Book Examines Continuity Of ‘The Duke’

Dennis Mclellan Los Angeles Times

John Wayne avoided serving in the armed forces during World War II. Yet Gen. Douglas MacArthur viewed Wayne as the model of an American soldier.

The Veterans of Foreign Wars honored him with a gold medal, and a generation of baby boomers marched off to war inspired by images of his on-screen heroics.

Though he never held public office, actor Wayne’s impact on national politics looms larger than that of most professional politicians.

Both supporters and critics of American foreign policy during the 1960s and ‘70s said it was burdened with a “John Wayne syndrome.” After Wayne died in 1979, Congress struck a gold medal in his honor.

During his Hollywood heyday, Wayne maintained his position as one of the top 10 box office draws for a quarter of a century. And in 1995 - nearly two decades after he was buried in Newport Beach, Calif. - a poll ranked the Duke as America’s favorite movie star.

None of which surprises Pulitzer Prize-winner Garry Wills, whose new book examines this enduring American icon.

“John Wayne embodies our deepest myth, the myth of the frontier,” Wills said. “The frontier is the defining American legend - there is no more powerful one - and he’s the best modern exponent of it.” As Wills writes in “John Wayne’s America: The Politics of Celebrity” (Simon and Schuster, 1997): “Wayne’s innate qualities are not enough to explain so large a social” impact. “He had to fill some need in his audience. … When he was called the American, it was a statement of what his fans wanted America to be. … He stood for an America people felt was disappearing or had disappeared, for a time ‘when men were men.”’

In his book, Wills focuses on the films that created this enduring “mythical figure” whose posthumous honors include “a colossal striding statue at the airport named for him in Orange County.”

Wills, an adjunct professor of history at Northwestern University in Evanston, Ill., is the author of 19 other books, including “Reagan’s America,” “Nixon Agonistes” and “Lincoln at Gettysburg” for which he received the 1992 Pulitzer Prize.

So why a book on Wayne?

“I’d written about Nixon and Reagan, and editors always want you to repeat yourself,” Wills said.

“I was asked to write about Carter, Ford and Bush, and none of them seemed to me to have the mythic quality that Nixon and Reagan did. These (two) people summarized a lot of aspirations and became a symbolic figure to their followers, and none of the (other) practicing politicians had that kind of stature.”

But here, Wills said, was John Wayne - a man that even Nixon and Reagan cited when they wanted to explain their values to the American people.

“Nixon said (to) go see (Wayne’s western movie) ‘Chisum’ to understand law and order in American life, so obviously he had a political role to play in people’s imaginations,” Wills said. “That made him closer in my mind to Reagan and Nixon than to whatever Carter, Ford and Bush could ever be.”

Reviews for “John Wayne’s America” have been mixed. Like Wayne himself, Wills’ book is one you either love or you don’t.

Publishers Weekly called “John Wayne’s America” a “stunning book” and “essential reading for anyone interested in Wayne and popular culture.” Kirkus Reviews labeled it “a major achievement in cultural criticism that will not be easily surpassed.”

In writing about Wayne, Wills said, “I don’t really come at it as a biography, and I leave out a lot about his private life. It’s the Wayne who is fashioned by the movies who has had this impact on people. He is more the product of movies and movies alone than any other (Hollywood) figure I can think of.”

Americans, Wills said, need mythic characters like Wayne.

“I don’t know any society that doesn’t,” he said. “They all have these national hero figures - whether the French with Joan of Arc or the Spanish with El Cid or the British with King Arthur. We all have these mythic figures, and in America they mostly have been connected with the frontier - from fictional Natty Bumppo (the central figure in James Fenimore Cooper’s ‘The Leatherstocking Tales’) to real-life Kit Carson, Davy Crockett and William Cody. …

“Wayne is in that line of succession, and he is the 20th century’s most powerful representative of it.”

Task to carry out: Please tell whether each statement agrees with the article on John Wayne, giving yes or no and quoting the article's deciding words exactly. 1. Wayne served in the armed forces during World War II. 2. A 1995 poll ranked Wayne as America's favorite movie star. 3. Wills won the 1992 Pulitzer Prize for "Reagan's America." The listing stands apart from the article on John Wayne and is separate material.

Material provided:

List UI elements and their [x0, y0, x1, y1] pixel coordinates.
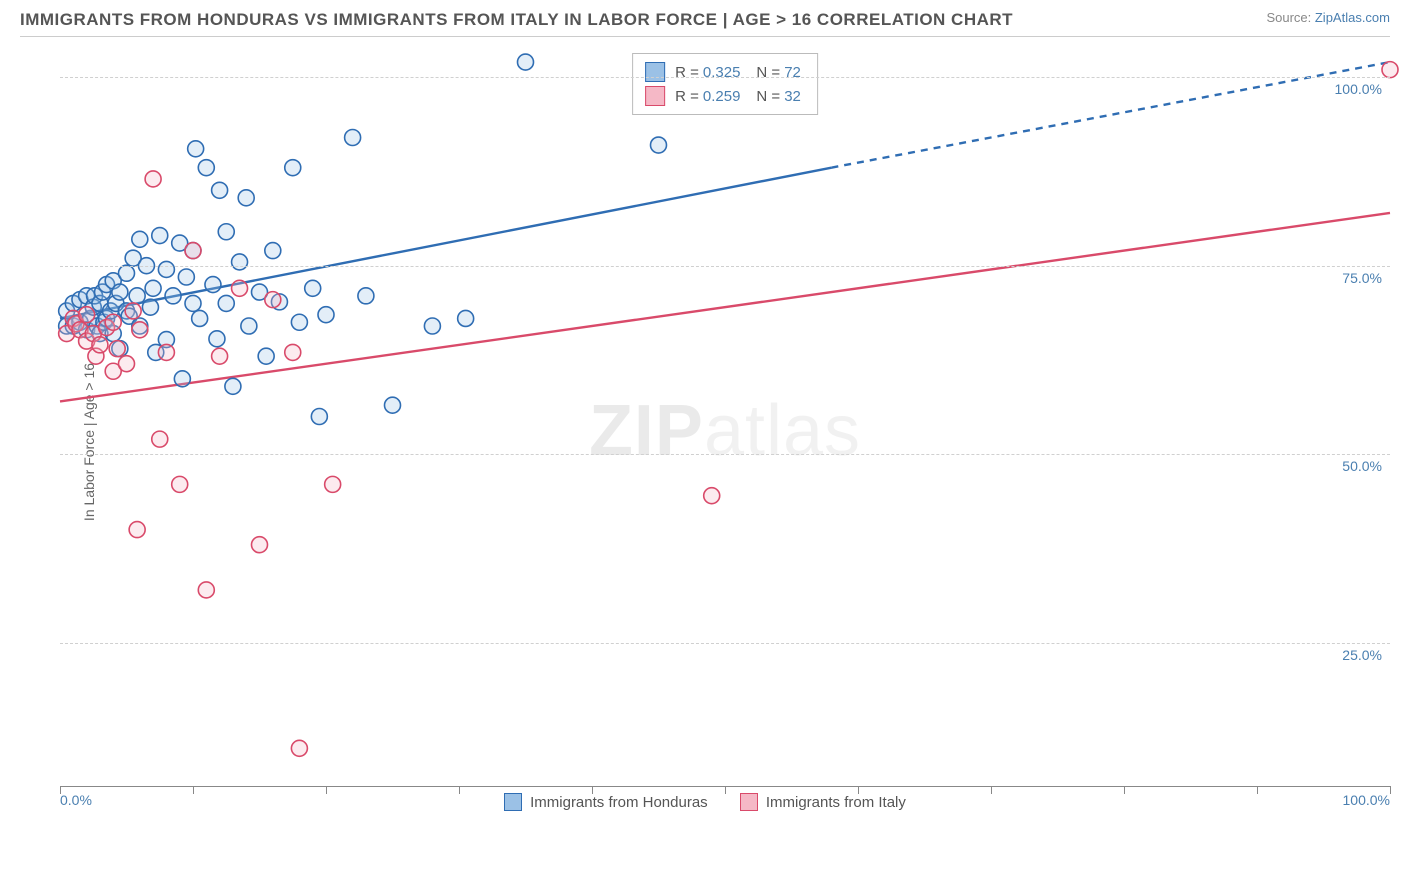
scatter-point [205, 277, 221, 293]
scatter-point [132, 231, 148, 247]
bottom-legend: Immigrants from Honduras Immigrants from… [20, 793, 1390, 815]
scatter-point [258, 348, 274, 364]
scatter-point [132, 322, 148, 338]
scatter-point [109, 341, 125, 357]
scatter-point [129, 522, 145, 538]
scatter-point [232, 280, 248, 296]
scatter-point [225, 378, 241, 394]
y-tick-label: 50.0% [1342, 458, 1382, 474]
scatter-point [198, 582, 214, 598]
scatter-point [424, 318, 440, 334]
stats-row-series-1: R = 0.259 N = 32 [645, 84, 805, 108]
scatter-point [218, 224, 234, 240]
scatter-point [119, 265, 135, 281]
scatter-point [345, 129, 361, 145]
scatter-point [174, 371, 190, 387]
legend-square-icon [645, 62, 665, 82]
scatter-point [188, 141, 204, 157]
source-label: Source: [1266, 10, 1314, 25]
scatter-point [285, 160, 301, 176]
scatter-point [704, 488, 720, 504]
scatter-point [158, 344, 174, 360]
scatter-point [458, 310, 474, 326]
scatter-point [192, 310, 208, 326]
scatter-point [105, 314, 121, 330]
scatter-point [212, 348, 228, 364]
scatter-point [125, 303, 141, 319]
stats-n-value: 32 [784, 88, 801, 105]
y-tick-label: 100.0% [1335, 81, 1382, 97]
scatter-point [212, 182, 228, 198]
scatter-point [209, 331, 225, 347]
y-tick-label: 25.0% [1342, 647, 1382, 663]
scatter-point [1382, 62, 1398, 78]
scatter-point [142, 299, 158, 315]
scatter-point [172, 476, 188, 492]
scatter-point [318, 307, 334, 323]
scatter-point [651, 137, 667, 153]
scatter-point [325, 476, 341, 492]
plot-region: ZIPatlas R = 0.325 N = 72 R = 0.259 N = [60, 47, 1390, 787]
legend-square-icon [504, 793, 522, 811]
scatter-point [185, 295, 201, 311]
scatter-point [305, 280, 321, 296]
scatter-point [285, 344, 301, 360]
legend-label: Immigrants from Honduras [530, 794, 708, 811]
scatter-point [152, 431, 168, 447]
correlation-chart: IMMIGRANTS FROM HONDURAS VS IMMIGRANTS F… [20, 10, 1390, 880]
scatter-point [129, 288, 145, 304]
scatter-point [152, 228, 168, 244]
scatter-point [198, 160, 214, 176]
scatter-point [158, 261, 174, 277]
scatter-point [291, 314, 307, 330]
scatter-point [145, 171, 161, 187]
source-value: ZipAtlas.com [1315, 10, 1390, 25]
scatter-point [252, 537, 268, 553]
scatter-point [241, 318, 257, 334]
chart-title: IMMIGRANTS FROM HONDURAS VS IMMIGRANTS F… [20, 10, 1390, 37]
y-tick-label: 75.0% [1342, 270, 1382, 286]
stats-legend-box: R = 0.325 N = 72 R = 0.259 N = 32 [632, 53, 818, 115]
scatter-point [232, 254, 248, 270]
scatter-point [178, 269, 194, 285]
scatter-point [218, 295, 234, 311]
scatter-point [311, 409, 327, 425]
scatter-point [358, 288, 374, 304]
scatter-point [238, 190, 254, 206]
scatter-point [265, 243, 281, 259]
plot-area: In Labor Force | Age > 16 ZIPatlas R = 0… [20, 47, 1390, 837]
stats-r-value: 0.259 [703, 88, 741, 105]
scatter-points-layer [60, 47, 1390, 786]
scatter-point [518, 54, 534, 70]
stats-n-label: N = [756, 88, 780, 105]
scatter-point [265, 292, 281, 308]
scatter-point [291, 740, 307, 756]
scatter-point [165, 288, 181, 304]
scatter-point [185, 243, 201, 259]
legend-label: Immigrants from Italy [766, 794, 906, 811]
source-attribution: Source: ZipAtlas.com [1266, 10, 1390, 25]
stats-row-series-0: R = 0.325 N = 72 [645, 60, 805, 84]
stats-r-label: R = [675, 88, 699, 105]
scatter-point [79, 307, 95, 323]
legend-square-icon [645, 86, 665, 106]
legend-item-0: Immigrants from Honduras [504, 793, 708, 811]
legend-item-1: Immigrants from Italy [740, 793, 906, 811]
scatter-point [92, 337, 108, 353]
scatter-point [385, 397, 401, 413]
scatter-point [145, 280, 161, 296]
scatter-point [112, 284, 128, 300]
legend-square-icon [740, 793, 758, 811]
scatter-point [119, 356, 135, 372]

Solution for this task:
1. No: "John Wayne avoided serving in the armed forces during World War II."
2. Yes: "in 1995 - nearly two decades after he was buried in Newport Beach, Calif. - a poll ranked the Duke as America’s favorite movie star."
3. No: "“Lincoln at Gettysburg” for which he received the 1992 Pulitzer Prize."